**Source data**
━━━━
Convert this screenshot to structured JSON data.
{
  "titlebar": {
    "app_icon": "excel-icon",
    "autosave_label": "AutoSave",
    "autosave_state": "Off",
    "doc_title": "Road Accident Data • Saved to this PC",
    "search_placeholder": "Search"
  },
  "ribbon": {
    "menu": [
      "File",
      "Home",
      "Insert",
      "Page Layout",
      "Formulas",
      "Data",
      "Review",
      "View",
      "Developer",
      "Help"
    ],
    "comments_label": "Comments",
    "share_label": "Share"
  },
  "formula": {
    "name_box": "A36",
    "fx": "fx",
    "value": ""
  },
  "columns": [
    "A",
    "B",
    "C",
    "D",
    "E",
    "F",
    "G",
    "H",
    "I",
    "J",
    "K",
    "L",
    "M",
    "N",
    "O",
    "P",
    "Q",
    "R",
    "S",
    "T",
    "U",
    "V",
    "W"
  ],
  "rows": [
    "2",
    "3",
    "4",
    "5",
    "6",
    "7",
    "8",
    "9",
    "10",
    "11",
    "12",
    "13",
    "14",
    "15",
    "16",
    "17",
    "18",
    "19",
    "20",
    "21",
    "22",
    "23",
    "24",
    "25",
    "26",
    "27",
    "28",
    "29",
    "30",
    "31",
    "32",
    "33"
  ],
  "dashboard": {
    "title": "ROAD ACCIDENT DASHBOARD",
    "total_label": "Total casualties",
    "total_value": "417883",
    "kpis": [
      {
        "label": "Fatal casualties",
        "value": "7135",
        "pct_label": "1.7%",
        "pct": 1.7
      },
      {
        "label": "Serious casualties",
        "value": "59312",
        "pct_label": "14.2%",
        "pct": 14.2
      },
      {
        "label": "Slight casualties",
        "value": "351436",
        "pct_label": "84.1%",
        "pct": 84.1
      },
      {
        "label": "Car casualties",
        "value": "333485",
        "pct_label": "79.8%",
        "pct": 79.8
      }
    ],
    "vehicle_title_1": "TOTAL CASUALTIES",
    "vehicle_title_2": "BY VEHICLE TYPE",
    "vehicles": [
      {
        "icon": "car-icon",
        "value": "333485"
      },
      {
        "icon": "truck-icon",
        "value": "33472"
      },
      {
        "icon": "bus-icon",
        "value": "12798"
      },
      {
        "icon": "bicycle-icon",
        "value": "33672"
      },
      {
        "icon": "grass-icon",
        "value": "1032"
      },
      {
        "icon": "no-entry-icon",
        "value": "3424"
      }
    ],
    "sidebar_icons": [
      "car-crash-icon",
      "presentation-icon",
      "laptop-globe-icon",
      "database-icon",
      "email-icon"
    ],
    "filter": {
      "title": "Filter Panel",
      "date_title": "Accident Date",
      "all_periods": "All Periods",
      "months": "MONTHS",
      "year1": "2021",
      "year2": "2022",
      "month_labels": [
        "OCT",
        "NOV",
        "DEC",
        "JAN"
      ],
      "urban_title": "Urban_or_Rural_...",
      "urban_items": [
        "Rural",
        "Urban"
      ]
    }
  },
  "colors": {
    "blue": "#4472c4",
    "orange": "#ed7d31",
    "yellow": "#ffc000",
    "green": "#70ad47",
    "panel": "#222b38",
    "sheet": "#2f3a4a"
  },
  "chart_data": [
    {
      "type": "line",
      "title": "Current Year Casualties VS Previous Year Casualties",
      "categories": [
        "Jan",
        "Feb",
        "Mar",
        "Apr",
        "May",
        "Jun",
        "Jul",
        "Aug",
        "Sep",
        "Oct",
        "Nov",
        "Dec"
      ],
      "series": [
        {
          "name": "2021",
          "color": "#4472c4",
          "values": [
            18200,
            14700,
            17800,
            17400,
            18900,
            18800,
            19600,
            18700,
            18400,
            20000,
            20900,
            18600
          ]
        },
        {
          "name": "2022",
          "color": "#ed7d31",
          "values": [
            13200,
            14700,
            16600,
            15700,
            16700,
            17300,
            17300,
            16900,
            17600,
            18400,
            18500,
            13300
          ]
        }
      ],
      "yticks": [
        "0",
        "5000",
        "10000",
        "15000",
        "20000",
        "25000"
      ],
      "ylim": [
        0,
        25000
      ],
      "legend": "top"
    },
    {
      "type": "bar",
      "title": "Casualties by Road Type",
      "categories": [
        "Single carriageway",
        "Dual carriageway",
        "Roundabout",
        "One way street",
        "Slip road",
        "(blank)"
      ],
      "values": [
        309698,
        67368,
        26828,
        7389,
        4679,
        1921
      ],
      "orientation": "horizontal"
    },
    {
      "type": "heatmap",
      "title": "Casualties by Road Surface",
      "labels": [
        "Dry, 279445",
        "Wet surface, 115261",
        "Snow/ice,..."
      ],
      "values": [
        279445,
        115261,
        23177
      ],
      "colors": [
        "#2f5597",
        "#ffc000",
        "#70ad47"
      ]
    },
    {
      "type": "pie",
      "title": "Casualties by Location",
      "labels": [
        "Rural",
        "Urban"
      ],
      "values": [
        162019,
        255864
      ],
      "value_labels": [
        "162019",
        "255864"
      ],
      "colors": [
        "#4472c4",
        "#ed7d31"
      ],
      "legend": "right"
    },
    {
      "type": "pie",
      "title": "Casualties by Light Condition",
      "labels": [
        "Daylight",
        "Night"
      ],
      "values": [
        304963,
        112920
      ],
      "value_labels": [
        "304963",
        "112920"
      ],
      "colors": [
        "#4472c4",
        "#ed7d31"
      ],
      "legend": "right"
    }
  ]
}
━━━━
Without leaving anything out, quote all the data.

Convert this screenshot to structured JSON data.
{
  "titlebar": {
    "app_icon": "excel-icon",
    "autosave_label": "AutoSave",
    "autosave_state": "Off",
    "doc_title": "Road Accident Data • Saved to this PC",
    "search_placeholder": "Search"
  },
  "ribbon": {
    "menu": [
      "File",
      "Home",
      "Insert",
      "Page Layout",
      "Formulas",
      "Data",
      "Review",
      "View",
      "Developer",
      "Help"
    ],
    "comments_label": "Comments",
    "share_label": "Share"
  },
  "formula": {
    "name_box": "A36",
    "fx": "fx",
    "value": ""
  },
  "columns": [
    "A",
    "B",
    "C",
    "D",
    "E",
    "F",
    "G",
    "H",
    "I",
    "J",
    "K",
    "L",
    "M",
    "N",
    "O",
    "P",
    "Q",
    "R",
    "S",
    "T",
    "U",
    "V",
    "W"
  ],
  "rows": [
    "2",
    "3",
    "4",
    "5",
    "6",
    "7",
    "8",
    "9",
    "10",
    "11",
    "12",
    "13",
    "14",
    "15",
    "16",
    "17",
    "18",
    "19",
    "20",
    "21",
    "22",
    "23",
    "24",
    "25",
    "26",
    "27",
    "28",
    "29",
    "30",
    "31",
    "32",
    "33"
  ],
  "dashboard": {
    "title": "ROAD ACCIDENT DASHBOARD",
    "total_label": "Total casualties",
    "total_value": "417883",
    "kpis": [
      {
        "label": "Fatal casualties",
        "value": "7135",
        "pct_label": "1.7%",
        "pct": 1.7
      },
      {
        "label": "Serious casualties",
        "value": "59312",
        "pct_label": "14.2%",
        "pct": 14.2
      },
      {
        "label": "Slight casualties",
        "value": "351436",
        "pct_label": "84.1%",
        "pct": 84.1
      },
      {
        "label": "Car casualties",
        "value": "333485",
        "pct_label": "79.8%",
        "pct": 79.8
      }
    ],
    "vehicle_title_1": "TOTAL CASUALTIES",
    "vehicle_title_2": "BY VEHICLE TYPE",
    "vehicles": [
      {
        "icon": "car-icon",
        "value": "333485"
      },
      {
        "icon": "truck-icon",
        "value": "33472"
      },
      {
        "icon": "bus-icon",
        "value": "12798"
      },
      {
        "icon": "bicycle-icon",
        "value": "33672"
      },
      {
        "icon": "grass-icon",
        "value": "1032"
      },
      {
        "icon": "no-entry-icon",
        "value": "3424"
      }
    ],
    "sidebar_icons": [
      "car-crash-icon",
      "presentation-icon",
      "laptop-globe-icon",
      "database-icon",
      "email-icon"
    ],
    "filter": {
      "title": "Filter Panel",
      "date_title": "Accident Date",
      "all_periods": "All Periods",
      "months": "MONTHS",
      "year1": "2021",
      "year2": "2022",
      "month_labels": [
        "OCT",
        "NOV",
        "DEC",
        "JAN"
      ],
      "urban_title": "Urban_or_Rural_...",
      "urban_items": [
        "Rural",
        "Urban"
      ]
    }
  },
  "colors": {
    "blue": "#4472c4",
    "orange": "#ed7d31",
    "yellow": "#ffc000",
    "green": "#70ad47",
    "panel": "#222b38",
    "sheet": "#2f3a4a"
  },
  "chart_data": [
    {
      "type": "line",
      "title": "Current Year Casualties VS Previous Year Casualties",
      "categories": [
        "Jan",
        "Feb",
        "Mar",
        "Apr",
        "May",
        "Jun",
        "Jul",
        "Aug",
        "Sep",
        "Oct",
        "Nov",
        "Dec"
      ],
      "series": [
        {
          "name": "2021",
          "color": "#4472c4",
          "values": [
            18200,
            14700,
            17800,
            17400,
            18900,
            18800,
            19600,
            18700,
            18400,
            20000,
            20900,
            18600
          ]
        },
        {
          "name": "2022",
          "color": "#ed7d31",
          "values": [
            13200,
            14700,
            16600,
            15700,
            16700,
            17300,
            17300,
            16900,
            17600,
            18400,
            18500,
            13300
          ]
        }
      ],
      "yticks": [
        "0",
        "5000",
        "10000",
        "15000",
        "20000",
        "25000"
      ],
      "ylim": [
        0,
        25000
      ],
      "legend": "top"
    },
    {
      "type": "bar",
      "title": "Casualties by Road Type",
      "categories": [
        "Single carriageway",
        "Dual carriageway",
        "Roundabout",
        "One way street",
        "Slip road",
        "(blank)"
      ],
      "values": [
        309698,
        67368,
        26828,
        7389,
        4679,
        1921
      ],
      "orientation": "horizontal"
    },
    {
      "type": "heatmap",
      "title": "Casualties by Road Surface",
      "labels": [
        "Dry, 279445",
        "Wet surface, 115261",
        "Snow/ice,..."
      ],
      "values": [
        279445,
        115261,
        23177
      ],
      "colors": [
        "#2f5597",
        "#ffc000",
        "#70ad47"
      ]
    },
    {
      "type": "pie",
      "title": "Casualties by Location",
      "labels": [
        "Rural",
        "Urban"
      ],
      "values": [
        162019,
        255864
      ],
      "value_labels": [
        "162019",
        "255864"
      ],
      "colors": [
        "#4472c4",
        "#ed7d31"
      ],
      "legend": "right"
    },
    {
      "type": "pie",
      "title": "Casualties by Light Condition",
      "labels": [
        "Daylight",
        "Night"
      ],
      "values": [
        304963,
        112920
      ],
      "value_labels": [
        "304963",
        "112920"
      ],
      "colors": [
        "#4472c4",
        "#ed7d31"
      ],
      "legend": "right"
    }
  ]
}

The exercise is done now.